- **Short task**
Every line of the records below should be restated exactly.

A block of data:
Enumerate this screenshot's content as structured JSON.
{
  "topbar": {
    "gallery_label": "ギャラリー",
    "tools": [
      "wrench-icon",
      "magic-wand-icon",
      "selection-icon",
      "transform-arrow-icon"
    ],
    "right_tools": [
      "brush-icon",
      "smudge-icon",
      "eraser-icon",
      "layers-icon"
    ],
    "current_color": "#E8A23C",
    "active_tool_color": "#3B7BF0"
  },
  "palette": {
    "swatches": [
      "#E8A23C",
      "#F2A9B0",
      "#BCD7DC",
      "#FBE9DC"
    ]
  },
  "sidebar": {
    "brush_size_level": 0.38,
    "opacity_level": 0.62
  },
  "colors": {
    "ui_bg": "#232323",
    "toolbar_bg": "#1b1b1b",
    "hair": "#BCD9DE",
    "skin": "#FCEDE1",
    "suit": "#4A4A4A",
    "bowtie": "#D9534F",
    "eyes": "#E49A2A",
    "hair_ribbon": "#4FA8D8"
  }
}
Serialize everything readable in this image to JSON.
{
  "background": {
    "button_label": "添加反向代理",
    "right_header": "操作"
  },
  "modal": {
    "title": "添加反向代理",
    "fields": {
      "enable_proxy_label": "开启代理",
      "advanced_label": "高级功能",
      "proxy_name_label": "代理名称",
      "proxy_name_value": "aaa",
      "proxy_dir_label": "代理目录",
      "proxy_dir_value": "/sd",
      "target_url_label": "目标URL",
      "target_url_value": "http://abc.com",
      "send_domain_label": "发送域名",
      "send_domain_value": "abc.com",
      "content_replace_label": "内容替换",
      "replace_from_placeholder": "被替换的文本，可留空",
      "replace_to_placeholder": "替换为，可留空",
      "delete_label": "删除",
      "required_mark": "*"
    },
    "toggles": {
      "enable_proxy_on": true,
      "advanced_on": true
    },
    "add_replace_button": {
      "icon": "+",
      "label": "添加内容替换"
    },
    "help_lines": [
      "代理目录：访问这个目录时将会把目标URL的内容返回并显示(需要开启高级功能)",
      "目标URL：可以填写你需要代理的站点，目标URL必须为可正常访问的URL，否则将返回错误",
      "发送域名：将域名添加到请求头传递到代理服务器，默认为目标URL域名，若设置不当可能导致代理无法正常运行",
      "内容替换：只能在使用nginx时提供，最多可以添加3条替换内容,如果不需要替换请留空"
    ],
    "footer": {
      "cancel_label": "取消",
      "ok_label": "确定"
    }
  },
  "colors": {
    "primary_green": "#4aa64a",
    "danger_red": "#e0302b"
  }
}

- **Output below**
Enumerate this screenshot's content as structured JSON.
{
  "topbar": {
    "gallery_label": "ギャラリー",
    "tools": [
      "wrench-icon",
      "magic-wand-icon",
      "selection-icon",
      "transform-arrow-icon"
    ],
    "right_tools": [
      "brush-icon",
      "smudge-icon",
      "eraser-icon",
      "layers-icon"
    ],
    "current_color": "#E8A23C",
    "active_tool_color": "#3B7BF0"
  },
  "palette": {
    "swatches": [
      "#E8A23C",
      "#F2A9B0",
      "#BCD7DC",
      "#FBE9DC"
    ]
  },
  "sidebar": {
    "brush_size_level": 0.38,
    "opacity_level": 0.62
  },
  "colors": {
    "ui_bg": "#232323",
    "toolbar_bg": "#1b1b1b",
    "hair": "#BCD9DE",
    "skin": "#FCEDE1",
    "suit": "#4A4A4A",
    "bowtie": "#D9534F",
    "eyes": "#E49A2A",
    "hair_ribbon": "#4FA8D8"
  }
}
Serialize everything readable in this image to JSON.
{
  "background": {
    "button_label": "添加反向代理",
    "right_header": "操作"
  },
  "modal": {
    "title": "添加反向代理",
    "fields": {
      "enable_proxy_label": "开启代理",
      "advanced_label": "高级功能",
      "proxy_name_label": "代理名称",
      "proxy_name_value": "aaa",
      "proxy_dir_label": "代理目录",
      "proxy_dir_value": "/sd",
      "target_url_label": "目标URL",
      "target_url_value": "http://abc.com",
      "send_domain_label": "发送域名",
      "send_domain_value": "abc.com",
      "content_replace_label": "内容替换",
      "replace_from_placeholder": "被替换的文本，可留空",
      "replace_to_placeholder": "替换为，可留空",
      "delete_label": "删除",
      "required_mark": "*"
    },
    "toggles": {
      "enable_proxy_on": true,
      "advanced_on": true
    },
    "add_replace_button": {
      "icon": "+",
      "label": "添加内容替换"
    },
    "help_lines": [
      "代理目录：访问这个目录时将会把目标URL的内容返回并显示(需要开启高级功能)",
      "目标URL：可以填写你需要代理的站点，目标URL必须为可正常访问的URL，否则将返回错误",
      "发送域名：将域名添加到请求头传递到代理服务器，默认为目标URL域名，若设置不当可能导致代理无法正常运行",
      "内容替换：只能在使用nginx时提供，最多可以添加3条替换内容,如果不需要替换请留空"
    ],
    "footer": {
      "cancel_label": "取消",
      "ok_label": "确定"
    }
  },
  "colors": {
    "primary_green": "#4aa64a",
    "danger_red": "#e0302b"
  }
}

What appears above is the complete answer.